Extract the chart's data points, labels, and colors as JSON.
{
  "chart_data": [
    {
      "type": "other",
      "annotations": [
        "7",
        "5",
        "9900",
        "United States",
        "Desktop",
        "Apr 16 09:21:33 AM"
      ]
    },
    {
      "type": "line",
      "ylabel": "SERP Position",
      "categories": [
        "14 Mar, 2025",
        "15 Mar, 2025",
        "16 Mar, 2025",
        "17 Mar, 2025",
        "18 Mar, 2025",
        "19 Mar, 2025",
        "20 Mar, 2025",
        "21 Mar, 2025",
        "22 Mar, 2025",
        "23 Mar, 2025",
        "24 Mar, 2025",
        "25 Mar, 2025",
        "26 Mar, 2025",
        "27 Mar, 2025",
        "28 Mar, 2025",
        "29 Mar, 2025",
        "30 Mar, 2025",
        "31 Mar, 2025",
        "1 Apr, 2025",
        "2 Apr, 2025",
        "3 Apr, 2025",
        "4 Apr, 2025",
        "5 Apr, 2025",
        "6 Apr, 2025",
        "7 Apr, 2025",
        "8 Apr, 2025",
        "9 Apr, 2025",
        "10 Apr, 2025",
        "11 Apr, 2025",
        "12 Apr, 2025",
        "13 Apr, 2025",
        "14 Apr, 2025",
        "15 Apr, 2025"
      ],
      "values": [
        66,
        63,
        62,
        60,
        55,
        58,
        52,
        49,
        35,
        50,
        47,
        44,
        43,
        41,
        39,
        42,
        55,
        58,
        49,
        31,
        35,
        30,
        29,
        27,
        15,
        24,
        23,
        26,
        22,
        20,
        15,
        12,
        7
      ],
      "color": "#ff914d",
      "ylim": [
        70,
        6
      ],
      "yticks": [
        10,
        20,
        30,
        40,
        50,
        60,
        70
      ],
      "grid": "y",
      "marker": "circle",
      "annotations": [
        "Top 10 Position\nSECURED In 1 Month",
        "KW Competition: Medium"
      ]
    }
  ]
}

------------------------------

▶ [TASK]: Copy the data above exactly. Every line must be included.

▶ [REPLY TO THE TASK]:
Extract the chart's data points, labels, and colors as JSON.
{
  "chart_data": [
    {
      "type": "other",
      "annotations": [
        "7",
        "5",
        "9900",
        "United States",
        "Desktop",
        "Apr 16 09:21:33 AM"
      ]
    },
    {
      "type": "line",
      "ylabel": "SERP Position",
      "categories": [
        "14 Mar, 2025",
        "15 Mar, 2025",
        "16 Mar, 2025",
        "17 Mar, 2025",
        "18 Mar, 2025",
        "19 Mar, 2025",
        "20 Mar, 2025",
        "21 Mar, 2025",
        "22 Mar, 2025",
        "23 Mar, 2025",
        "24 Mar, 2025",
        "25 Mar, 2025",
        "26 Mar, 2025",
        "27 Mar, 2025",
        "28 Mar, 2025",
        "29 Mar, 2025",
        "30 Mar, 2025",
        "31 Mar, 2025",
        "1 Apr, 2025",
        "2 Apr, 2025",
        "3 Apr, 2025",
        "4 Apr, 2025",
        "5 Apr, 2025",
        "6 Apr, 2025",
        "7 Apr, 2025",
        "8 Apr, 2025",
        "9 Apr, 2025",
        "10 Apr, 2025",
        "11 Apr, 2025",
        "12 Apr, 2025",
        "13 Apr, 2025",
        "14 Apr, 2025",
        "15 Apr, 2025"
      ],
      "values": [
        66,
        63,
        62,
        60,
        55,
        58,
        52,
        49,
        35,
        50,
        47,
        44,
        43,
        41,
        39,
        42,
        55,
        58,
        49,
        31,
        35,
        30,
        29,
        27,
        15,
        24,
        23,
        26,
        22,
        20,
        15,
        12,
        7
      ],
      "color": "#ff914d",
      "ylim": [
        70,
        6
      ],
      "yticks": [
        10,
        20,
        30,
        40,
        50,
        60,
        70
      ],
      "grid": "y",
      "marker": "circle",
      "annotations": [
        "Top 10 Position\nSECURED In 1 Month",
        "KW Competition: Medium"
      ]
    }
  ]
}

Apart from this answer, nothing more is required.